== Work to do ==
Below are some records. Pull every line that contains the word "watermark".

### Given information

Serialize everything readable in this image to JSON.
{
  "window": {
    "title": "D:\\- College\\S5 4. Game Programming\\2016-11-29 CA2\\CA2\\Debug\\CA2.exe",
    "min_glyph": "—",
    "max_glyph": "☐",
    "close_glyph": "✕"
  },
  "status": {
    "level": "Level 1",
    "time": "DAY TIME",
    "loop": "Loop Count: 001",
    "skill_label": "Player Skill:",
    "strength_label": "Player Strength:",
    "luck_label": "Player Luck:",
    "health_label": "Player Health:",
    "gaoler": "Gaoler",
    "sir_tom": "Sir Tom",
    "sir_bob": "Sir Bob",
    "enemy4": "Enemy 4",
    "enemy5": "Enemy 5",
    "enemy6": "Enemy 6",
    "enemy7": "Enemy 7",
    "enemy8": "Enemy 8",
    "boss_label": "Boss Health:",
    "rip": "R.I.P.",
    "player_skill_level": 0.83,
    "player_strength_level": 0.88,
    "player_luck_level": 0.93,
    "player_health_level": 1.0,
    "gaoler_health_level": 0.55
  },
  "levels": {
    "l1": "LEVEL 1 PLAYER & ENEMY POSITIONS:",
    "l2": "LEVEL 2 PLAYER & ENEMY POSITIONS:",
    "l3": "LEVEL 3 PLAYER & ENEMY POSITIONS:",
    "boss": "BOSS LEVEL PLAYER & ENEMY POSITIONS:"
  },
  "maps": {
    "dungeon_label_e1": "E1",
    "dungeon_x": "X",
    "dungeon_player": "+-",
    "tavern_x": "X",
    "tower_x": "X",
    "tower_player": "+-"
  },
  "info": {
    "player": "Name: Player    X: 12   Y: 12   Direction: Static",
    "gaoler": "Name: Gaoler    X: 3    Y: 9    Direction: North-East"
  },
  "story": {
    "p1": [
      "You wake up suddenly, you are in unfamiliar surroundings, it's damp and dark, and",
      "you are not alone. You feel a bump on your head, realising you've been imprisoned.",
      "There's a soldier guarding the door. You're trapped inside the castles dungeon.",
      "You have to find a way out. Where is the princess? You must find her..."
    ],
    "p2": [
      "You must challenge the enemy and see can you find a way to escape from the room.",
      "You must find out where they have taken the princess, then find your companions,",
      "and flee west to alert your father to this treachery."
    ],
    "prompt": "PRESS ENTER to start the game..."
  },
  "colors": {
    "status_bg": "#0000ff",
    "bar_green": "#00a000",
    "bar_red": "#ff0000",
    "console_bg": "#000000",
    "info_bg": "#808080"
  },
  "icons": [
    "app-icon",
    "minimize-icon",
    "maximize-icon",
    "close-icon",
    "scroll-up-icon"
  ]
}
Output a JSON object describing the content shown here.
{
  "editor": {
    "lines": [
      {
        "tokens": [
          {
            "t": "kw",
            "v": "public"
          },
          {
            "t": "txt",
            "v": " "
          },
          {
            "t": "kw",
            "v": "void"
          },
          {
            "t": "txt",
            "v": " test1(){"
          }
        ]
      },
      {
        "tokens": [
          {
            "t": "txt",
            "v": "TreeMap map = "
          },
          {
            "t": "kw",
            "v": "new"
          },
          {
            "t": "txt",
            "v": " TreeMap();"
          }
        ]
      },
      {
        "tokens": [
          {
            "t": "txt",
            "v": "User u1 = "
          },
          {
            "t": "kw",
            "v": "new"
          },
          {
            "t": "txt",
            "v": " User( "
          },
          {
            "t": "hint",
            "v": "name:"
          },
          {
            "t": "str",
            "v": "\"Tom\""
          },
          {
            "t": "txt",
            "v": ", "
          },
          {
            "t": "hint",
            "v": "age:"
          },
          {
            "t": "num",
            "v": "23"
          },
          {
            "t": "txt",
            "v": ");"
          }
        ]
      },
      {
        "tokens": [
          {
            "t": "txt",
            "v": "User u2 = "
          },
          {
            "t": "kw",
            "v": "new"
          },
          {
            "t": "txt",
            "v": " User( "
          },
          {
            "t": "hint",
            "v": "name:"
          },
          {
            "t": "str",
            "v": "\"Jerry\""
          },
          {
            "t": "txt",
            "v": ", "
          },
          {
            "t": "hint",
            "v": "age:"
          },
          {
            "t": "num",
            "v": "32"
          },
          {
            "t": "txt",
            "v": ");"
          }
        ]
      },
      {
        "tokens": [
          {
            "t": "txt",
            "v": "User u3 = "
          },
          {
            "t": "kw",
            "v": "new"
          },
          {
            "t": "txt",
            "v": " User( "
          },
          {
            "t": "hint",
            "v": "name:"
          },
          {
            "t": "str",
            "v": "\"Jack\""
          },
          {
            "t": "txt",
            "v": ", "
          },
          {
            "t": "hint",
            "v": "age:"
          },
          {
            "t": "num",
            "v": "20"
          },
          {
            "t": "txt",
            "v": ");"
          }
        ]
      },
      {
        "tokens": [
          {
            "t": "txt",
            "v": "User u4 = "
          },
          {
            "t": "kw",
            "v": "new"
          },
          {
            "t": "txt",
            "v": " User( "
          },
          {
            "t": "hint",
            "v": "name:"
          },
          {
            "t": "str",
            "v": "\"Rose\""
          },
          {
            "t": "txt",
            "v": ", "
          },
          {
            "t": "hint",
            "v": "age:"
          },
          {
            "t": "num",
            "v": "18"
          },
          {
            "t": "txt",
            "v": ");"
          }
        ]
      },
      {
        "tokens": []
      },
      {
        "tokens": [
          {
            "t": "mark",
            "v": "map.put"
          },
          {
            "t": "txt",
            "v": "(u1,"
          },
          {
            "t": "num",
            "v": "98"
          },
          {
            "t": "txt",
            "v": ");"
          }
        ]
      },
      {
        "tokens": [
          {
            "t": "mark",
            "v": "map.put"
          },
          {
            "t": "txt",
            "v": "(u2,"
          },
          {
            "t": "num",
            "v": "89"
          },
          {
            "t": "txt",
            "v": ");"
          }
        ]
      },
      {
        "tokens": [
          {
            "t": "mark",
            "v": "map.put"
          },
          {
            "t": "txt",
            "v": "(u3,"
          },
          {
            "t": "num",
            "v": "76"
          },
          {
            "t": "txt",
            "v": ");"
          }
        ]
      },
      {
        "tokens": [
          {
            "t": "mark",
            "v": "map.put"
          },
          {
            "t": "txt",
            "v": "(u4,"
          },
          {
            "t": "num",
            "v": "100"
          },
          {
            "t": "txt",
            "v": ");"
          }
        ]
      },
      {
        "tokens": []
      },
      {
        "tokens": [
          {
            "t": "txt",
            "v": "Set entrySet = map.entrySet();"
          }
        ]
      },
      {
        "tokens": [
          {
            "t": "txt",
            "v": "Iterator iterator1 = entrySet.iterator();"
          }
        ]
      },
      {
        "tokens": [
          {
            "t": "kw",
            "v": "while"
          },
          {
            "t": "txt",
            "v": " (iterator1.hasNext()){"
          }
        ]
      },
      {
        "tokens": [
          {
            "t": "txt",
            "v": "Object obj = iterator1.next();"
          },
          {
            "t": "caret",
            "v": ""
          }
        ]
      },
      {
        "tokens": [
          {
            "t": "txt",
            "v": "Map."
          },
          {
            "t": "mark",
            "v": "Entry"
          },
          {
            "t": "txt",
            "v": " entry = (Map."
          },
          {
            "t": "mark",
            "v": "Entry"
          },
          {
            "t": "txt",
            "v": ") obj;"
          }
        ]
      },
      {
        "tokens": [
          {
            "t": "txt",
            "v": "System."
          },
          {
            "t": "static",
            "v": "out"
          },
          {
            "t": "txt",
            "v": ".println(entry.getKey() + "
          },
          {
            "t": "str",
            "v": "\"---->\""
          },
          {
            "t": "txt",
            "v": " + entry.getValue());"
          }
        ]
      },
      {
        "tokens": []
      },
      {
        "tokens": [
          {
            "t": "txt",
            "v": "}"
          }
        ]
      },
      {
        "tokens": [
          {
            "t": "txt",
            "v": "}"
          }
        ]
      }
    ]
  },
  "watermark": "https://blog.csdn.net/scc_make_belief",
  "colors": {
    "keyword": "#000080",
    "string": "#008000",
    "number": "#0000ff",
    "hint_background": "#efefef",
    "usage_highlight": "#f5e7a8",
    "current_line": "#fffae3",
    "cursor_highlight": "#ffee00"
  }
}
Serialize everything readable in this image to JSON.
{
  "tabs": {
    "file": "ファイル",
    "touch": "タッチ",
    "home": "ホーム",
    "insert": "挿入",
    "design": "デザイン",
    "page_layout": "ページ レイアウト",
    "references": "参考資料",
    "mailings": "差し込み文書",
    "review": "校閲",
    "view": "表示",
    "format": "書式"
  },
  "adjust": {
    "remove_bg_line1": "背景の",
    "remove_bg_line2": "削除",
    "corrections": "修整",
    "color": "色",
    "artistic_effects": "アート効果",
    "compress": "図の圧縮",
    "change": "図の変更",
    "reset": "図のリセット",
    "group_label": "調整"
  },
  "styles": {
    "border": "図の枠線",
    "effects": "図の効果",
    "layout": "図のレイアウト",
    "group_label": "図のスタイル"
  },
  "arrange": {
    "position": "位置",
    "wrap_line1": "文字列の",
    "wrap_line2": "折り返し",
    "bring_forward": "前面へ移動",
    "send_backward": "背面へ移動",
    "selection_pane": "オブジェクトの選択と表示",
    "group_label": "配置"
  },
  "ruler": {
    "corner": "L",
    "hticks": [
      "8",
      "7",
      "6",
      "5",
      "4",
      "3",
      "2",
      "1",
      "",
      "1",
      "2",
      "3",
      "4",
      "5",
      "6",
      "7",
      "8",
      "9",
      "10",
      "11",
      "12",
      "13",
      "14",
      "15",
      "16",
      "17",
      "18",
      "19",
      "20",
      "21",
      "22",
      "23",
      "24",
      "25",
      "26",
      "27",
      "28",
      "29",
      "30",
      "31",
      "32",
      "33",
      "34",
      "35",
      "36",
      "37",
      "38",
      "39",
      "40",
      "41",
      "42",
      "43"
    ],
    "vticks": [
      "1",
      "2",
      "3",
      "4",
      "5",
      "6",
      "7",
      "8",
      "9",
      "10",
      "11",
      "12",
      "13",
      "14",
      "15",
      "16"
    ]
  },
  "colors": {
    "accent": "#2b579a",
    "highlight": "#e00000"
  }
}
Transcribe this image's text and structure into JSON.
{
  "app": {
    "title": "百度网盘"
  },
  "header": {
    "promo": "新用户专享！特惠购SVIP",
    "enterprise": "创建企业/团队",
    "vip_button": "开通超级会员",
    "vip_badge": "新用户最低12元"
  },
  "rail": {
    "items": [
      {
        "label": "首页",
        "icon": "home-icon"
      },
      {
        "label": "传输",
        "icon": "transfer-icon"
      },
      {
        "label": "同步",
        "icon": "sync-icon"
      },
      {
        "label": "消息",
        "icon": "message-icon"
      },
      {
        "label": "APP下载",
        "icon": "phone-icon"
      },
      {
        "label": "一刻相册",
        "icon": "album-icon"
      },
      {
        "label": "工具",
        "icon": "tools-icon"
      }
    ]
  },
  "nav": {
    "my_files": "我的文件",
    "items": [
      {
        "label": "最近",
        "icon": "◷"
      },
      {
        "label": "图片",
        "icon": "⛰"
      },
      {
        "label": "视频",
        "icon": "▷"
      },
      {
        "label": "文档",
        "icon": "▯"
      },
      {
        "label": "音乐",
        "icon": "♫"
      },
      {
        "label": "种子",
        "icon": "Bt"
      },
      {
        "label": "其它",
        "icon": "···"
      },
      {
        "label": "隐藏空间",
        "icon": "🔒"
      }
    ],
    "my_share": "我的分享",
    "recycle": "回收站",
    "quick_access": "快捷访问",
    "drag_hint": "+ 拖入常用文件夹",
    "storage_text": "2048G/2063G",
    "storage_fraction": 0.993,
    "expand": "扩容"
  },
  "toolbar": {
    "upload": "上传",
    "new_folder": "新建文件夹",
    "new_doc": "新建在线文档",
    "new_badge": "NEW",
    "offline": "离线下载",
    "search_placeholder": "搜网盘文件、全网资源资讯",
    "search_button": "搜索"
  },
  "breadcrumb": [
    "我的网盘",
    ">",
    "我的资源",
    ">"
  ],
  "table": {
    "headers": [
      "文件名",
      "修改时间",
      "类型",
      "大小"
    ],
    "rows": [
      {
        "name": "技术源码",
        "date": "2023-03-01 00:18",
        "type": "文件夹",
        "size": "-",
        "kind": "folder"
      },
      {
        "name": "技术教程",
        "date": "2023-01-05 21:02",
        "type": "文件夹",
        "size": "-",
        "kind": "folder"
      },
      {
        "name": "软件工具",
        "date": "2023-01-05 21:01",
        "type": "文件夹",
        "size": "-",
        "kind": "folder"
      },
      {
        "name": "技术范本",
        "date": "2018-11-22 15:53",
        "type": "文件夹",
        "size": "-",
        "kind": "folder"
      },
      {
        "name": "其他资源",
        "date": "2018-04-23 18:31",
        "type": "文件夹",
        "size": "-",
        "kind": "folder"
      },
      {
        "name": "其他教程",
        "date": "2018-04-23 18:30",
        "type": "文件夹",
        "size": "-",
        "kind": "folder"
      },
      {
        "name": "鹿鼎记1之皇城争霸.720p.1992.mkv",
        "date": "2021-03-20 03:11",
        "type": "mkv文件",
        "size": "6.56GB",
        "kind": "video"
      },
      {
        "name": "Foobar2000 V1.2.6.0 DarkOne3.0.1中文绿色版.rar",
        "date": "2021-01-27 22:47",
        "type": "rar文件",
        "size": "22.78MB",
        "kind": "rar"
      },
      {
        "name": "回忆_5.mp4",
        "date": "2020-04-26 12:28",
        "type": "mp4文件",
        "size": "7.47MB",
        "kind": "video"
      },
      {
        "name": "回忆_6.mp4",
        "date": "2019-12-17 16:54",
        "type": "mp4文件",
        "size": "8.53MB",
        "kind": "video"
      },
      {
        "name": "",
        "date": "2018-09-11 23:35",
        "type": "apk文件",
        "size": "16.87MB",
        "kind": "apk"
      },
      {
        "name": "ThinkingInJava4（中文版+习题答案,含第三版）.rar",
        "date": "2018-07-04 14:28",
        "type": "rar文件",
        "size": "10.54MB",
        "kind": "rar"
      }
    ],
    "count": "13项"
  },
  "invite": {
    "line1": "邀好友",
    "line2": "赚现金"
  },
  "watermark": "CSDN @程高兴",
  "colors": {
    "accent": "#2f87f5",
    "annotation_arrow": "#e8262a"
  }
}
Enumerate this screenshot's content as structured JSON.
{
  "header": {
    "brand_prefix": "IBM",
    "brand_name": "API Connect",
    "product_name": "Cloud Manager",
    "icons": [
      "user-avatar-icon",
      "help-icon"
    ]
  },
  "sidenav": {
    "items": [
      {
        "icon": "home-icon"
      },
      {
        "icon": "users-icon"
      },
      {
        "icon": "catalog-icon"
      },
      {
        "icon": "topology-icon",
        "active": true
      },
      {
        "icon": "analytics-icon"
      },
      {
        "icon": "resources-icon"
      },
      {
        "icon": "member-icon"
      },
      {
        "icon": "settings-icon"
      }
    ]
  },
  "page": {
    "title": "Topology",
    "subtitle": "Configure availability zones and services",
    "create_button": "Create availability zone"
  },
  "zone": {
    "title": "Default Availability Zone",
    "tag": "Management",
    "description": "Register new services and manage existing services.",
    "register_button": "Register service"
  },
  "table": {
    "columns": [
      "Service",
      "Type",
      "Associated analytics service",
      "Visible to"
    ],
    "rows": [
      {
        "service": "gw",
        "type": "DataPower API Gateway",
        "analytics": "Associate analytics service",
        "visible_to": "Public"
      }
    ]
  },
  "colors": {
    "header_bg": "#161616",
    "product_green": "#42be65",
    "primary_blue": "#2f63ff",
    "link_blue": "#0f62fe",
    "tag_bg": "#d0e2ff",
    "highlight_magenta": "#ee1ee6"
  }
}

######

== Written response ==
  "watermark": "https://blog.csdn.net/scc_make_belief",
  "watermark": "CSDN @程高兴",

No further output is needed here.